---------- RECORDS PROVIDED

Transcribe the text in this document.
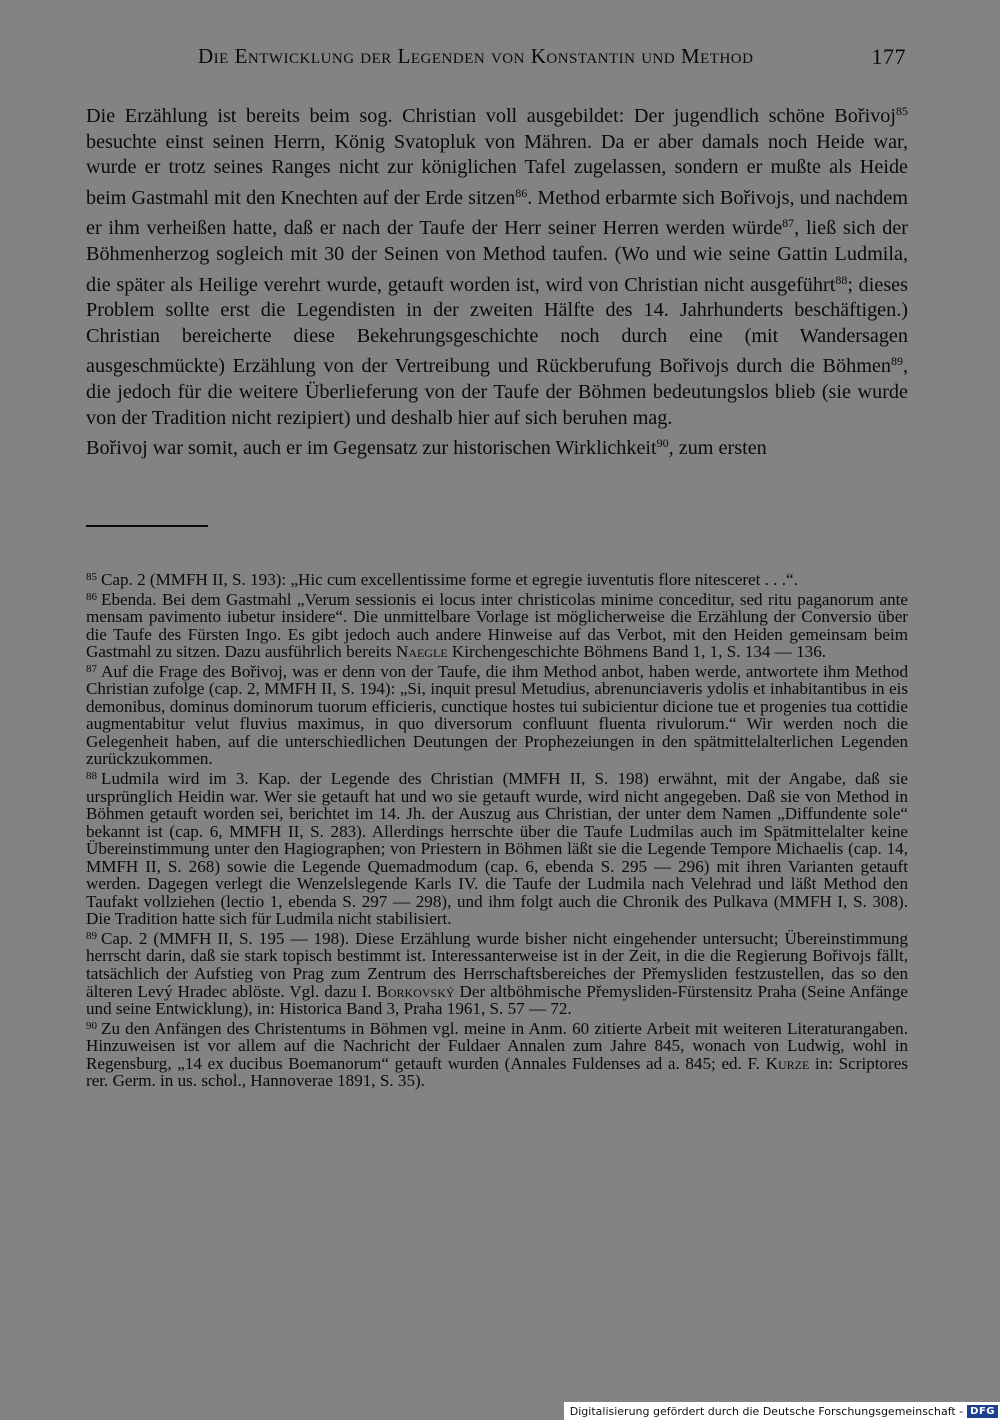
Die Entwicklung der Legenden von Konstantin und Method	177

Die Erzählung ist bereits beim sog. Christian voll ausgebildet: Der jugendlich schöne Bořivoj$^{85}$ besuchte einst seinen Herrn, König Svatopluk von Mähren. Da er aber damals noch Heide war, wurde er trotz seines Ranges nicht zur königlichen Tafel zugelassen, sondern er mußte als Heide beim Gastmahl mit den Knechten auf der Erde sitzen$^{86}$. Method erbarmte sich Bořivojs, und nachdem er ihm verheißen hatte, daß er nach der Taufe der Herr seiner Herren werden würde$^{87}$, ließ sich der Böhmenherzog sogleich mit 30 der Seinen von Method taufen. (Wo und wie seine Gattin Ludmila, die später als Heilige verehrt wurde, getauft worden ist, wird von Christian nicht ausgeführt$^{88}$; dieses Problem sollte erst die Legendisten in der zweiten Hälfte des 14. Jahrhunderts beschäftigen.) Christian bereicherte diese Bekehrungsgeschichte noch durch eine (mit Wandersagen ausgeschmückte) Erzählung von der Vertreibung und Rückberufung Bořivojs durch die Böhmen$^{89}$, die jedoch für die weitere Überlieferung von der Taufe der Böhmen bedeutungslos blieb (sie wurde von der Tradition nicht rezipiert) und deshalb hier auf sich beruhen mag.

Bořivoj war somit, auch er im Gegensatz zur historischen Wirklichkeit$^{90}$, zum ersten

$^{85}$ Cap. 2 (MMFH II, S. 193): „Hic cum excellentissime forme et egregie iuventutis flore nitesceret . . .“.

$^{86}$ Ebenda. Bei dem Gastmahl „Verum sessionis ei locus inter christicolas minime conceditur, sed ritu paganorum ante mensam pavimento iubetur insidere“. Die unmittelbare Vorlage ist möglicherweise die Erzählung der Conversio über die Taufe des Fürsten Ingo. Es gibt jedoch auch andere Hinweise auf das Verbot, mit den Heiden gemeinsam beim Gastmahl zu sitzen. Dazu ausführlich bereits Naegle Kirchengeschichte Böhmens Band 1, 1, S. 134 — 136.

$^{87}$ Auf die Frage des Bořivoj, was er denn von der Taufe, die ihm Method anbot, haben werde, antwortete ihm Method Christian zufolge (cap. 2, MMFH II, S. 194): „Si, inquit presul Metudius, abrenunciaveris ydolis et inhabitantibus in eis demonibus, dominus dominorum tuorum efficieris, cunctique hostes tui subicientur dicione tue et progenies tua cottidie augmentabitur velut fluvius maximus, in quo diversorum confluunt fluenta rivulorum.“ Wir werden noch die Gelegenheit haben, auf die unterschiedlichen Deutungen der Prophezeiungen in den spätmittelalterlichen Legenden zurückzukommen.

$^{88}$ Ludmila wird im 3. Kap. der Legende des Christian (MMFH II, S. 198) erwähnt, mit der Angabe, daß sie ursprünglich Heidin war. Wer sie getauft hat und wo sie getauft wurde, wird nicht angegeben. Daß sie von Method in Böhmen getauft worden sei, berichtet im 14. Jh. der Auszug aus Christian, der unter dem Namen „Diffundente sole“ bekannt ist (cap. 6, MMFH II, S. 283). Allerdings herrschte über die Taufe Ludmilas auch im Spätmittelalter keine Übereinstimmung unter den Hagiographen; von Priestern in Böhmen läßt sie die Legende Tempore Michaelis (cap. 14, MMFH II, S. 268) sowie die Legende Quemadmodum (cap. 6, ebenda S. 295 — 296) mit ihren Varianten getauft werden. Dagegen verlegt die Wenzelslegende Karls IV. die Taufe der Ludmila nach Velehrad und läßt Method den Taufakt vollziehen (lectio 1, ebenda S. 297 — 298), und ihm folgt auch die Chronik des Pulkava (MMFH I, S. 308). Die Tradition hatte sich für Ludmila nicht stabilisiert.

$^{89}$ Cap. 2 (MMFH II, S. 195 — 198). Diese Erzählung wurde bisher nicht eingehender untersucht; Übereinstimmung herrscht darin, daß sie stark topisch bestimmt ist. Interessanterweise ist in der Zeit, in die die Regierung Bořivojs fällt, tatsächlich der Aufstieg von Prag zum Zentrum des Herrschaftsbereiches der Přemysliden festzustellen, das so den älteren Levý Hradec ablöste. Vgl. dazu I. Borkovský Der altböhmische Přemysliden-Fürstensitz Praha (Seine Anfänge und seine Entwicklung), in: Historica Band 3, Praha 1961, S. 57 — 72.

$^{90}$ Zu den Anfängen des Christentums in Böhmen vgl. meine in Anm. 60 zitierte Arbeit mit weiteren Literaturangaben. Hinzuweisen ist vor allem auf die Nachricht der Fuldaer Annalen zum Jahre 845, wonach von Ludwig, wohl in Regensburg, „14 ex ducibus Boemanorum“ getauft wurden (Annales Fuldenses ad a. 845; ed. F. Kurze in: Scriptores rer. Germ. in us. schol., Hannoverae 1891, S. 35).

Digitalisierung gefördert durch die Deutsche Forschungsgemeinschaft - DFG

--------------------

Say how many lines hold the word "Entwicklung", giving the number and nothing else.

2